▶ Required work:
In the listing below, identify each line with the word "Missing" and return those lines.

━━━━━ Given information

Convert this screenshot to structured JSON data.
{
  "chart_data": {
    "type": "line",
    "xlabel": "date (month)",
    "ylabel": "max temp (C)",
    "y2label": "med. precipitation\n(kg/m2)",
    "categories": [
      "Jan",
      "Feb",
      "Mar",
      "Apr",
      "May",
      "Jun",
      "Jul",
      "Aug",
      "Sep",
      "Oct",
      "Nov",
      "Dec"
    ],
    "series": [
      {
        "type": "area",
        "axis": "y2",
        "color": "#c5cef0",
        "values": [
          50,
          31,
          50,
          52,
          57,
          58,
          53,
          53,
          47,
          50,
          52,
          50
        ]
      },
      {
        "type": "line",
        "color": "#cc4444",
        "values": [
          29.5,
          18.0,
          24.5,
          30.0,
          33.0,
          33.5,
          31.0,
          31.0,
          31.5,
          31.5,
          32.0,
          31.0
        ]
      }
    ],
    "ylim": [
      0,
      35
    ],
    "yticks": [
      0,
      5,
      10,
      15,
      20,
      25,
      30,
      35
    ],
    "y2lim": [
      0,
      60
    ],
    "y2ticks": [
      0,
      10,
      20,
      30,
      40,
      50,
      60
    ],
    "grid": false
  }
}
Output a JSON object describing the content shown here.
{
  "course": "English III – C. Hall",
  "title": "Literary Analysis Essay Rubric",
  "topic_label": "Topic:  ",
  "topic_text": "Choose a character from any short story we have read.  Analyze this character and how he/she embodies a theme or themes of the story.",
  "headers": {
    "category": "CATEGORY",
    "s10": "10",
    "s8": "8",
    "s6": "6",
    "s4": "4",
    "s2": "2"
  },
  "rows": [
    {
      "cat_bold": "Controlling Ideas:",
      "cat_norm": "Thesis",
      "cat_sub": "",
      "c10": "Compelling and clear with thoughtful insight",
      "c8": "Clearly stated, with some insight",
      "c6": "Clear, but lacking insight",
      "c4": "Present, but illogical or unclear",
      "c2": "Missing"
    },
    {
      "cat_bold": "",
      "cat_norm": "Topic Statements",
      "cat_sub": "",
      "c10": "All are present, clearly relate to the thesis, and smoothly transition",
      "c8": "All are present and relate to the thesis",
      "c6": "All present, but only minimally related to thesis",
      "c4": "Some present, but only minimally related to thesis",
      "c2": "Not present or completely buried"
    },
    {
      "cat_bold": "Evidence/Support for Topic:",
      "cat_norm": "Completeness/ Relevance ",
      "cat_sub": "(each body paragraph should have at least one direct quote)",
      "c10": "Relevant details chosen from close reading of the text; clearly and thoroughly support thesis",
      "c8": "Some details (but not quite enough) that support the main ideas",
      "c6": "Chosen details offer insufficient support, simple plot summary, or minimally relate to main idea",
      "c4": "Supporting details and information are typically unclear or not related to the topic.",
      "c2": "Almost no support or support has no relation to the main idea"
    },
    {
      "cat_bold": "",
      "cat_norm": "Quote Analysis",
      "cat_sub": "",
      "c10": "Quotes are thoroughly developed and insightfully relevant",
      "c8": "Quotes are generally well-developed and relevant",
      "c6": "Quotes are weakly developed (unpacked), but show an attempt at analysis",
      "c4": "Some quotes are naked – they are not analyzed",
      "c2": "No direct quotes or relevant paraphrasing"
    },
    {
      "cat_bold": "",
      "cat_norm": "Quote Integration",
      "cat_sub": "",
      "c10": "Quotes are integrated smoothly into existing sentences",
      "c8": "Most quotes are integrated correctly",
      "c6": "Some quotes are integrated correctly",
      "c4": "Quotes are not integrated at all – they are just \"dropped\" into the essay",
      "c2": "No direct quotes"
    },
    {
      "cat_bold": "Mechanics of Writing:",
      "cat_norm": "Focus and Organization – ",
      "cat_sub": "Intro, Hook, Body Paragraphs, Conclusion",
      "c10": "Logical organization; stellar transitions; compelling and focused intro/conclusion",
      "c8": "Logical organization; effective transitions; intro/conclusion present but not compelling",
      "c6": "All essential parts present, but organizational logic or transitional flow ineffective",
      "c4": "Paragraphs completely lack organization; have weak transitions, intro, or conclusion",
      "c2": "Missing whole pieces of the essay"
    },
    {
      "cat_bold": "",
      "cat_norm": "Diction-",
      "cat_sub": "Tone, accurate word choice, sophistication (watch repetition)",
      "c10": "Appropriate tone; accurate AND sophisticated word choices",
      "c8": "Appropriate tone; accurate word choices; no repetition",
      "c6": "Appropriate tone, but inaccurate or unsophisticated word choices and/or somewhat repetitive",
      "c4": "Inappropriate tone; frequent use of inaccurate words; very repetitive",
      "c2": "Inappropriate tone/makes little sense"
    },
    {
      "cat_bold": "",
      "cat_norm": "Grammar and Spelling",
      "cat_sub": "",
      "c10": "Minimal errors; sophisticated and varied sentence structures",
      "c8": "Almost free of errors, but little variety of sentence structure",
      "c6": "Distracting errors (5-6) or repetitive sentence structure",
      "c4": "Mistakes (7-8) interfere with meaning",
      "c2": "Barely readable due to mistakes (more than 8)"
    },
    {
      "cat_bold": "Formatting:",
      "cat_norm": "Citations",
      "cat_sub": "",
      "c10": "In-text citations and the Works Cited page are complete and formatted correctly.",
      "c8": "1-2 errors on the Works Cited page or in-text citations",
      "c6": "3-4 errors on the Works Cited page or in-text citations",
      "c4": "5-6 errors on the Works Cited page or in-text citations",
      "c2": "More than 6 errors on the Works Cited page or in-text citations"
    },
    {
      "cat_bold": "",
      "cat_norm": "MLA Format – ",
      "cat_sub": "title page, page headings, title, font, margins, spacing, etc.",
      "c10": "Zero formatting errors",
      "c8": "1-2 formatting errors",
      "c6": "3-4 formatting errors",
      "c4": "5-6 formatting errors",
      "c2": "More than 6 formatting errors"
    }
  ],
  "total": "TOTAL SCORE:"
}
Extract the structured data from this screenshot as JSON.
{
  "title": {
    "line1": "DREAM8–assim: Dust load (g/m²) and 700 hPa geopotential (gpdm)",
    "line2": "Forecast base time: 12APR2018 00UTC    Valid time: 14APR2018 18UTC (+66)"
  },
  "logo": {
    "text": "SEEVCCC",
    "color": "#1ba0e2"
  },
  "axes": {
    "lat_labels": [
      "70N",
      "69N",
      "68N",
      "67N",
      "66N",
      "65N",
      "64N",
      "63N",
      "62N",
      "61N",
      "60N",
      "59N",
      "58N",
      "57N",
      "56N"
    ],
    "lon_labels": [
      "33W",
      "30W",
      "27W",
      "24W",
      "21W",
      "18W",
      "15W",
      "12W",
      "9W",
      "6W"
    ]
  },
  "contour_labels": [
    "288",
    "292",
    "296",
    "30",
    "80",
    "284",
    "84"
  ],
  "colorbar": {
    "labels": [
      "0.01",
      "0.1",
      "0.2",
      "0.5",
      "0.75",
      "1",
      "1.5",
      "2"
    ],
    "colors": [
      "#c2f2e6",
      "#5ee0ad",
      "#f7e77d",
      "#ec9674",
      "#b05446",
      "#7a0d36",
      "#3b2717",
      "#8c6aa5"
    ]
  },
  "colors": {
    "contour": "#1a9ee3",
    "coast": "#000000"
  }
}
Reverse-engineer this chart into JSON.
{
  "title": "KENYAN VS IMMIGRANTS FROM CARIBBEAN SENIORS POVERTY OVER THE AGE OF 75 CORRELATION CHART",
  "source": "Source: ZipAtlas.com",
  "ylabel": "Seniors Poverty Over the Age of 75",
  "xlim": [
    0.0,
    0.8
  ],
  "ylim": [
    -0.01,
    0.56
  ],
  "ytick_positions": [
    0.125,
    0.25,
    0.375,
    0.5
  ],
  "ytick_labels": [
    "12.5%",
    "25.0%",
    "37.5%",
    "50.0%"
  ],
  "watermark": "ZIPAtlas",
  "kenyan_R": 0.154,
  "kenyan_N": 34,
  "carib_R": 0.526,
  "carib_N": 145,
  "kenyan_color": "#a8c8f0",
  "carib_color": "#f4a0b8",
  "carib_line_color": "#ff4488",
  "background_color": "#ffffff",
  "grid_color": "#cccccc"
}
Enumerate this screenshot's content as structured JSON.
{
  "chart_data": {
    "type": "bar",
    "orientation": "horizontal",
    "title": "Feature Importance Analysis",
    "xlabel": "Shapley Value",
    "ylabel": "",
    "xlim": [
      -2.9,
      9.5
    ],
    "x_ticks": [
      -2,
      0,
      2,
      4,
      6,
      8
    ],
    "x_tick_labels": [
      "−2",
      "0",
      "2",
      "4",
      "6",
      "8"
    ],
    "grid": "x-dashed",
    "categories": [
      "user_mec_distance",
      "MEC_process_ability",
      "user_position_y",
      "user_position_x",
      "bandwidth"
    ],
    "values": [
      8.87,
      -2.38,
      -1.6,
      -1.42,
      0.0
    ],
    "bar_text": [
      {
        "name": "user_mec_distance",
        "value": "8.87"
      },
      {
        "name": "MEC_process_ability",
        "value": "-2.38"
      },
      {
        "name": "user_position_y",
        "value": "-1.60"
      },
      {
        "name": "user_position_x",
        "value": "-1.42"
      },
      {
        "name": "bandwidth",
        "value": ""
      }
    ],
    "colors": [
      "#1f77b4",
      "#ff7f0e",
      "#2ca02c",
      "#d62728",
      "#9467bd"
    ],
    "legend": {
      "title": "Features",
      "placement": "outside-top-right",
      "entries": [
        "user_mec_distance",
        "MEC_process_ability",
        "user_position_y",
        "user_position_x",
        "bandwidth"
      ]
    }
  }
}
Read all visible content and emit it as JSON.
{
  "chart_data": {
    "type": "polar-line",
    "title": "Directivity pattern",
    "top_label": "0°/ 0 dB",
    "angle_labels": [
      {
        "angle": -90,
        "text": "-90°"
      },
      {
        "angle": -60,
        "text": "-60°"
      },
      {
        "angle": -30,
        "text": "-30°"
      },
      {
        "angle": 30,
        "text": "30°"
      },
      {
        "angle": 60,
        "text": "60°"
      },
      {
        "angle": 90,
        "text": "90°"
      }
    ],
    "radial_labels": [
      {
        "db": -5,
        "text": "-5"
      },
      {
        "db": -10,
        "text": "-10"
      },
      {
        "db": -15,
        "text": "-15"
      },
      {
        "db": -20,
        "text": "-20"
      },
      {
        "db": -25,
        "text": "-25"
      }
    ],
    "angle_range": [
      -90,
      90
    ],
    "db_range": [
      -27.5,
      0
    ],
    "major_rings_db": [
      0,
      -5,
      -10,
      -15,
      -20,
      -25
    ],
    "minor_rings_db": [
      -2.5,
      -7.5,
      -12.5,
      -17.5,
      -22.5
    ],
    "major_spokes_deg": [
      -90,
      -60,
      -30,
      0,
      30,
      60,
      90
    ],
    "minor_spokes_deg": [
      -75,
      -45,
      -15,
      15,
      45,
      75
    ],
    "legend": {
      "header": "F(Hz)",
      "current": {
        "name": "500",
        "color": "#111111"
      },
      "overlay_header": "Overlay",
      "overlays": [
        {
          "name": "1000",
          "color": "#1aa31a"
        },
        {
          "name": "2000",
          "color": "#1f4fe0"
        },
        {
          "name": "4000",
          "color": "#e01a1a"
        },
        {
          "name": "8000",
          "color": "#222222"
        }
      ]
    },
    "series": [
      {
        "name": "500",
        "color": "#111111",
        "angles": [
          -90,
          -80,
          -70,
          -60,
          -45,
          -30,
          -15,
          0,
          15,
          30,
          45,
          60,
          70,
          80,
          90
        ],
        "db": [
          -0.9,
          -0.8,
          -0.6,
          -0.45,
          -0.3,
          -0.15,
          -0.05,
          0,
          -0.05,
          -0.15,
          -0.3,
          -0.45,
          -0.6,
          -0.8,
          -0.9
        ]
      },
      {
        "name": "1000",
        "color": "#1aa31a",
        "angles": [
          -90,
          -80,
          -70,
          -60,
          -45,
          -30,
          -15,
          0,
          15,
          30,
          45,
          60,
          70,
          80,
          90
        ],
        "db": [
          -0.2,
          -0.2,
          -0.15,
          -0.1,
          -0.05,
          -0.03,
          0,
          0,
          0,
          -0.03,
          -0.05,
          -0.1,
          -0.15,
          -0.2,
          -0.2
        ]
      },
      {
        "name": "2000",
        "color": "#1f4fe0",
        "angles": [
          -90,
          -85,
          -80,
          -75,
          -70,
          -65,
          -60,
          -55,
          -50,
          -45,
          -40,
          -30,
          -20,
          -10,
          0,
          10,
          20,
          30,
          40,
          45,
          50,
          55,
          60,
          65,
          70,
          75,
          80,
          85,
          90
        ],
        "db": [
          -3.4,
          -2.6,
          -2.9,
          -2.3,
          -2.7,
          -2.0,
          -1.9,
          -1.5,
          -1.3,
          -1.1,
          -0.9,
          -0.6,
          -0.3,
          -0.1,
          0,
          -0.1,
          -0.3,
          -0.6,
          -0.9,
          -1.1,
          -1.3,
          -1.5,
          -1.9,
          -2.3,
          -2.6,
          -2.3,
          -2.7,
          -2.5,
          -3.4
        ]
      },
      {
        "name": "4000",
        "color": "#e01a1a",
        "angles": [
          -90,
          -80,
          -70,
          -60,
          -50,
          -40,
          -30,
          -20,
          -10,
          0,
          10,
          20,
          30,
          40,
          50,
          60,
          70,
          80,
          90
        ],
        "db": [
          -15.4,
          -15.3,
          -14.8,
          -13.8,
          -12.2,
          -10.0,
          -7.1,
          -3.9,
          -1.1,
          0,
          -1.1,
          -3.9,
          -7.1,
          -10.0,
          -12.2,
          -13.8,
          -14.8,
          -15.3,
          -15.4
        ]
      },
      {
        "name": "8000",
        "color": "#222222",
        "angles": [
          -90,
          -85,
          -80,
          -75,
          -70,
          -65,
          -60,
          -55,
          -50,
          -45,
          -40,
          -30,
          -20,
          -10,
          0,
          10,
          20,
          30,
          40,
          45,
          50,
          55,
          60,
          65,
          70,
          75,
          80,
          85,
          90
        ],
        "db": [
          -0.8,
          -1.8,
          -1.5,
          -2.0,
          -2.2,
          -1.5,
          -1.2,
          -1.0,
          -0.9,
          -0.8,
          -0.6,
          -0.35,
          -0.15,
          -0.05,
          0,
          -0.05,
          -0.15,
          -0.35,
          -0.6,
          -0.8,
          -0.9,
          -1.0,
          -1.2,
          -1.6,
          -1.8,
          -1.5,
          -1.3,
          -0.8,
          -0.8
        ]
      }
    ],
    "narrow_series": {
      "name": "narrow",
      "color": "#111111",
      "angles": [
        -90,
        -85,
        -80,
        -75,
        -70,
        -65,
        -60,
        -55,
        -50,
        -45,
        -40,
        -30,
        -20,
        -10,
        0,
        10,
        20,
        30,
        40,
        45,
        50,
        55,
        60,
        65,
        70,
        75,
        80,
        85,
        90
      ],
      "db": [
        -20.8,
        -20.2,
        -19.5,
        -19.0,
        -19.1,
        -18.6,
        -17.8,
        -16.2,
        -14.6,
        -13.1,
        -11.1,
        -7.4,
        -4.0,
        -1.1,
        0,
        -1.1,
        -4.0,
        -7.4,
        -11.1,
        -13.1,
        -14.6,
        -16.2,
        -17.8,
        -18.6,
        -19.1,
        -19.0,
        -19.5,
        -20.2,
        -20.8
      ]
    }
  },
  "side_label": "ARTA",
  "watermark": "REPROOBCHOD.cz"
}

━━━━━━━━━━

▶ Finished task:
      "c2": "Missing"
      "c2": "Missing whole pieces of the essay"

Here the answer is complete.